-- Start --
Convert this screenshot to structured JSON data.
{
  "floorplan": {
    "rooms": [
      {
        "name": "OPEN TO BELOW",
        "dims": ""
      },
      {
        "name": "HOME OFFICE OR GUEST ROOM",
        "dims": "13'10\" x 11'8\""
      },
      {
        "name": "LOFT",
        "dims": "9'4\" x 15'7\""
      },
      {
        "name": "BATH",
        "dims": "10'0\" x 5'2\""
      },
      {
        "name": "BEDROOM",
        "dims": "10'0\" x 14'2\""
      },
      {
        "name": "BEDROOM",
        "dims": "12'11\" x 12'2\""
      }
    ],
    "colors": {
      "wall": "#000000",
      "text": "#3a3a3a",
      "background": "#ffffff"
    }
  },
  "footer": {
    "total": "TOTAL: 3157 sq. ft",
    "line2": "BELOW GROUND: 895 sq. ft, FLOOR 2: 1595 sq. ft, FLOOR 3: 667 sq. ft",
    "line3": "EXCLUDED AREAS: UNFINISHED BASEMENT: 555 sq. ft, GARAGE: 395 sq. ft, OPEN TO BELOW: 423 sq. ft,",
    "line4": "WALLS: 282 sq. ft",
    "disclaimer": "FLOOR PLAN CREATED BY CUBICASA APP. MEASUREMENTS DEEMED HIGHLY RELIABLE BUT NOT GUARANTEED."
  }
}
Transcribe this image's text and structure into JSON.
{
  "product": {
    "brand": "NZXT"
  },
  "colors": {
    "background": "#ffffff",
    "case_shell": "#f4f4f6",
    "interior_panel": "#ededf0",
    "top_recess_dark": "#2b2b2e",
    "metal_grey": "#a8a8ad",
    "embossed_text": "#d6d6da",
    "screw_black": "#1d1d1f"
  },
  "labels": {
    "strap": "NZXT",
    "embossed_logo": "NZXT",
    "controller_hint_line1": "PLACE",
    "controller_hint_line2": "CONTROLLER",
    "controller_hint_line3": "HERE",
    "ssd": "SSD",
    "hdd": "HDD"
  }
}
-- End --
*Exercise goal*:
Beginning with the line that contains "Transcribe this image's", repeat every line through the end of the records and nothing more.

*Completed task*:
Transcribe this image's text and structure into JSON.
{
  "product": {
    "brand": "NZXT"
  },
  "colors": {
    "background": "#ffffff",
    "case_shell": "#f4f4f6",
    "interior_panel": "#ededf0",
    "top_recess_dark": "#2b2b2e",
    "metal_grey": "#a8a8ad",
    "embossed_text": "#d6d6da",
    "screw_black": "#1d1d1f"
  },
  "labels": {
    "strap": "NZXT",
    "embossed_logo": "NZXT",
    "controller_hint_line1": "PLACE",
    "controller_hint_line2": "CONTROLLER",
    "controller_hint_line3": "HERE",
    "ssd": "SSD",
    "hdd": "HDD"
  }
}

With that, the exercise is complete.